/---

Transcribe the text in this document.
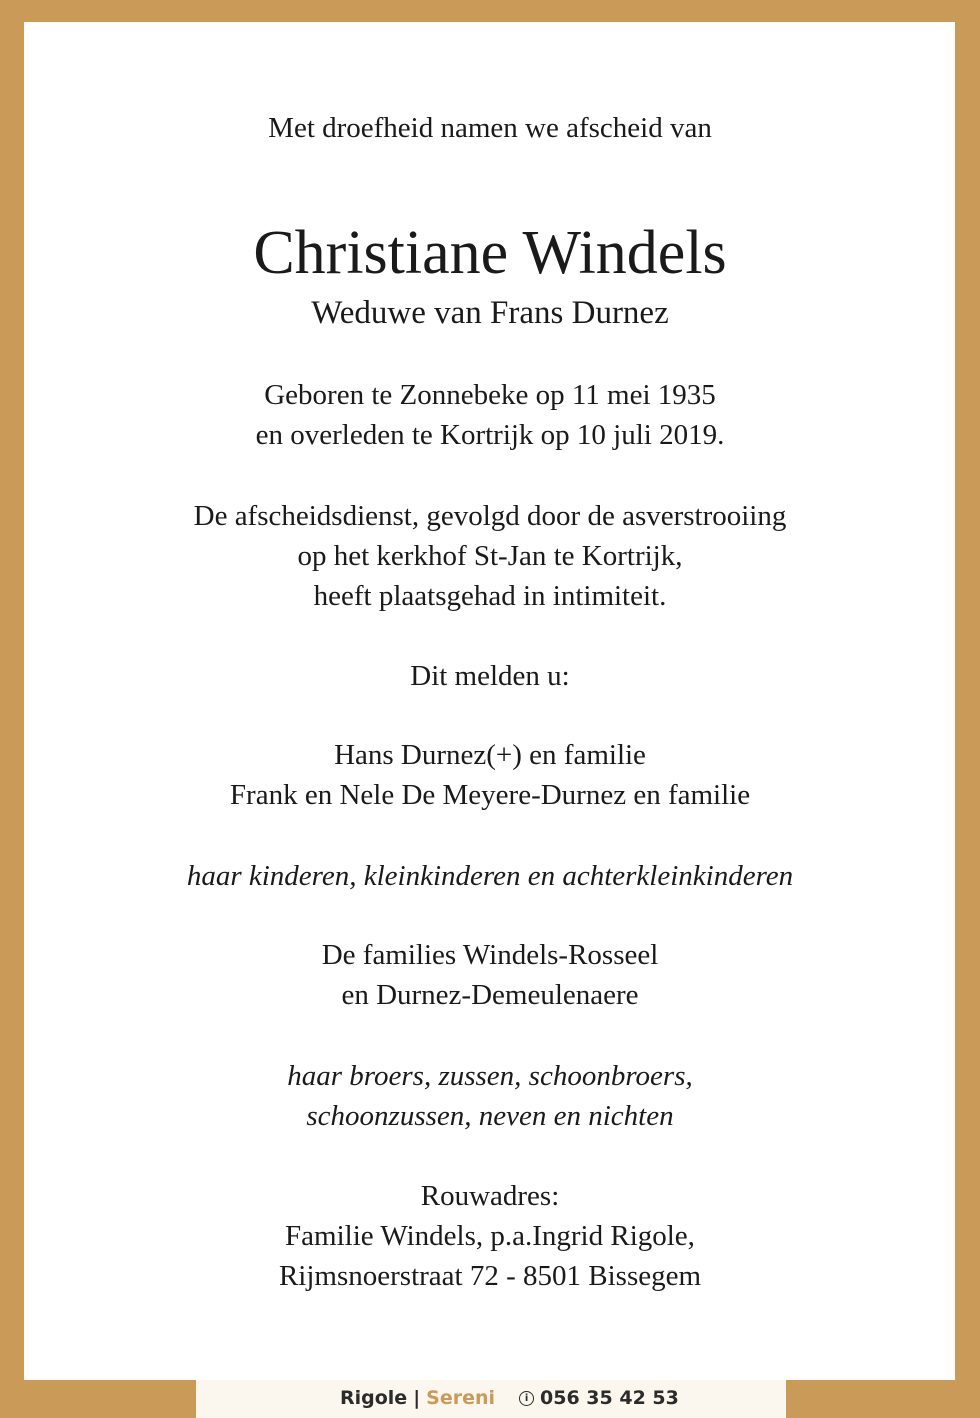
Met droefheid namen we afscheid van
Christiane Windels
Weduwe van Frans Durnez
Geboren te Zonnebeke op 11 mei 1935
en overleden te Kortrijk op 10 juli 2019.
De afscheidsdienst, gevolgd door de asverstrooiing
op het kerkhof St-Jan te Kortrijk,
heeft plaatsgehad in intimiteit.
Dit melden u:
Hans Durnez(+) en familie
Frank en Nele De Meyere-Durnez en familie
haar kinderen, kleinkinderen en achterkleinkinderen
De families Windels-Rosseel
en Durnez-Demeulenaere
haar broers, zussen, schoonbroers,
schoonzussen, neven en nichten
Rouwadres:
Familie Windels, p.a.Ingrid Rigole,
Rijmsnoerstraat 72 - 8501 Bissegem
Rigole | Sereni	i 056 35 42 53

\---

§ **Task instructions**:
Scan the listing above. Collect all lines with the word "Kortrijk".

§ **Final result**:
en overleden te Kortrijk op 10 juli 2019.
op het kerkhof St-Jan te Kortrijk,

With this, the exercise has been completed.